**Exercise description**
Make an exact copy of each entry, leaving out every picture.

**Given data**

◇ ◇ ◇ ◇ ◇ ◇ ◇

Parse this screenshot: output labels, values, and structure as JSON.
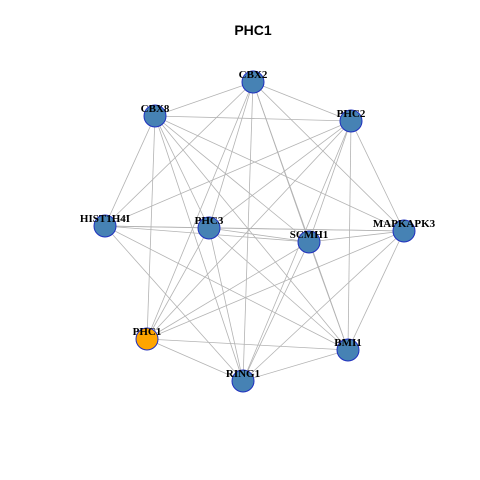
{
  "title": "PHC1",
  "colors": {
    "node_default": "#4682b4",
    "node_highlight": "#ffa500",
    "node_border": "#1f2fbf",
    "edge": "#b3b3b3"
  },
  "nodes": [
    {
      "id": "CBX2",
      "label": "CBX2",
      "highlight": false
    },
    {
      "id": "CBX8",
      "label": "CBX8",
      "highlight": false
    },
    {
      "id": "PHC2",
      "label": "PHC2",
      "highlight": false
    },
    {
      "id": "HIST1H4I",
      "label": "HIST1H4I",
      "highlight": false
    },
    {
      "id": "PHC3",
      "label": "PHC3",
      "highlight": false
    },
    {
      "id": "SCMH1",
      "label": "SCMH1",
      "highlight": false
    },
    {
      "id": "MAPKAPK3",
      "label": "MAPKAPK3",
      "highlight": false
    },
    {
      "id": "PHC1",
      "label": "PHC1",
      "highlight": true
    },
    {
      "id": "BMI1",
      "label": "BMI1",
      "highlight": false
    },
    {
      "id": "RING1",
      "label": "RING1",
      "highlight": false
    }
  ],
  "edges": [
    [
      "CBX2",
      "CBX8"
    ],
    [
      "CBX2",
      "PHC2"
    ],
    [
      "CBX2",
      "HIST1H4I"
    ],
    [
      "CBX2",
      "PHC3"
    ],
    [
      "CBX2",
      "SCMH1"
    ],
    [
      "CBX2",
      "MAPKAPK3"
    ],
    [
      "CBX2",
      "PHC1"
    ],
    [
      "CBX2",
      "BMI1"
    ],
    [
      "CBX2",
      "RING1"
    ],
    [
      "CBX8",
      "PHC2"
    ],
    [
      "CBX8",
      "HIST1H4I"
    ],
    [
      "CBX8",
      "PHC3"
    ],
    [
      "CBX8",
      "SCMH1"
    ],
    [
      "CBX8",
      "MAPKAPK3"
    ],
    [
      "CBX8",
      "PHC1"
    ],
    [
      "CBX8",
      "BMI1"
    ],
    [
      "CBX8",
      "RING1"
    ],
    [
      "PHC2",
      "PHC3"
    ],
    [
      "PHC2",
      "SCMH1"
    ],
    [
      "PHC2",
      "MAPKAPK3"
    ],
    [
      "PHC2",
      "PHC1"
    ],
    [
      "PHC2",
      "BMI1"
    ],
    [
      "PHC2",
      "RING1"
    ],
    [
      "PHC2",
      "HIST1H4I"
    ],
    [
      "HIST1H4I",
      "PHC3"
    ],
    [
      "HIST1H4I",
      "SCMH1"
    ],
    [
      "HIST1H4I",
      "MAPKAPK3"
    ],
    [
      "HIST1H4I",
      "BMI1"
    ],
    [
      "HIST1H4I",
      "RING1"
    ],
    [
      "PHC3",
      "SCMH1"
    ],
    [
      "PHC3",
      "MAPKAPK3"
    ],
    [
      "PHC3",
      "BMI1"
    ],
    [
      "PHC3",
      "RING1"
    ],
    [
      "PHC3",
      "PHC1"
    ],
    [
      "SCMH1",
      "MAPKAPK3"
    ],
    [
      "SCMH1",
      "PHC1"
    ],
    [
      "SCMH1",
      "BMI1"
    ],
    [
      "SCMH1",
      "RING1"
    ],
    [
      "MAPKAPK3",
      "PHC1"
    ],
    [
      "MAPKAPK3",
      "BMI1"
    ],
    [
      "MAPKAPK3",
      "RING1"
    ],
    [
      "PHC1",
      "BMI1"
    ],
    [
      "PHC1",
      "RING1"
    ],
    [
      "BMI1",
      "RING1"
    ]
  ]
}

◇ ◇ ◇ ◇ ◇ ◇ ◇

**Written response**
Parse this screenshot: output labels, values, and structure as JSON.
{
  "title": "PHC1",
  "colors": {
    "node_default": "#4682b4",
    "node_highlight": "#ffa500",
    "node_border": "#1f2fbf",
    "edge": "#b3b3b3"
  },
  "nodes": [
    {
      "id": "CBX2",
      "label": "CBX2",
      "highlight": false
    },
    {
      "id": "CBX8",
      "label": "CBX8",
      "highlight": false
    },
    {
      "id": "PHC2",
      "label": "PHC2",
      "highlight": false
    },
    {
      "id": "HIST1H4I",
      "label": "HIST1H4I",
      "highlight": false
    },
    {
      "id": "PHC3",
      "label": "PHC3",
      "highlight": false
    },
    {
      "id": "SCMH1",
      "label": "SCMH1",
      "highlight": false
    },
    {
      "id": "MAPKAPK3",
      "label": "MAPKAPK3",
      "highlight": false
    },
    {
      "id": "PHC1",
      "label": "PHC1",
      "highlight": true
    },
    {
      "id": "BMI1",
      "label": "BMI1",
      "highlight": false
    },
    {
      "id": "RING1",
      "label": "RING1",
      "highlight": false
    }
  ],
  "edges": [
    [
      "CBX2",
      "CBX8"
    ],
    [
      "CBX2",
      "PHC2"
    ],
    [
      "CBX2",
      "HIST1H4I"
    ],
    [
      "CBX2",
      "PHC3"
    ],
    [
      "CBX2",
      "SCMH1"
    ],
    [
      "CBX2",
      "MAPKAPK3"
    ],
    [
      "CBX2",
      "PHC1"
    ],
    [
      "CBX2",
      "BMI1"
    ],
    [
      "CBX2",
      "RING1"
    ],
    [
      "CBX8",
      "PHC2"
    ],
    [
      "CBX8",
      "HIST1H4I"
    ],
    [
      "CBX8",
      "PHC3"
    ],
    [
      "CBX8",
      "SCMH1"
    ],
    [
      "CBX8",
      "MAPKAPK3"
    ],
    [
      "CBX8",
      "PHC1"
    ],
    [
      "CBX8",
      "BMI1"
    ],
    [
      "CBX8",
      "RING1"
    ],
    [
      "PHC2",
      "PHC3"
    ],
    [
      "PHC2",
      "SCMH1"
    ],
    [
      "PHC2",
      "MAPKAPK3"
    ],
    [
      "PHC2",
      "PHC1"
    ],
    [
      "PHC2",
      "BMI1"
    ],
    [
      "PHC2",
      "RING1"
    ],
    [
      "PHC2",
      "HIST1H4I"
    ],
    [
      "HIST1H4I",
      "PHC3"
    ],
    [
      "HIST1H4I",
      "SCMH1"
    ],
    [
      "HIST1H4I",
      "MAPKAPK3"
    ],
    [
      "HIST1H4I",
      "BMI1"
    ],
    [
      "HIST1H4I",
      "RING1"
    ],
    [
      "PHC3",
      "SCMH1"
    ],
    [
      "PHC3",
      "MAPKAPK3"
    ],
    [
      "PHC3",
      "BMI1"
    ],
    [
      "PHC3",
      "RING1"
    ],
    [
      "PHC3",
      "PHC1"
    ],
    [
      "SCMH1",
      "MAPKAPK3"
    ],
    [
      "SCMH1",
      "PHC1"
    ],
    [
      "SCMH1",
      "BMI1"
    ],
    [
      "SCMH1",
      "RING1"
    ],
    [
      "MAPKAPK3",
      "PHC1"
    ],
    [
      "MAPKAPK3",
      "BMI1"
    ],
    [
      "MAPKAPK3",
      "RING1"
    ],
    [
      "PHC1",
      "BMI1"
    ],
    [
      "PHC1",
      "RING1"
    ],
    [
      "BMI1",
      "RING1"
    ]
  ]
}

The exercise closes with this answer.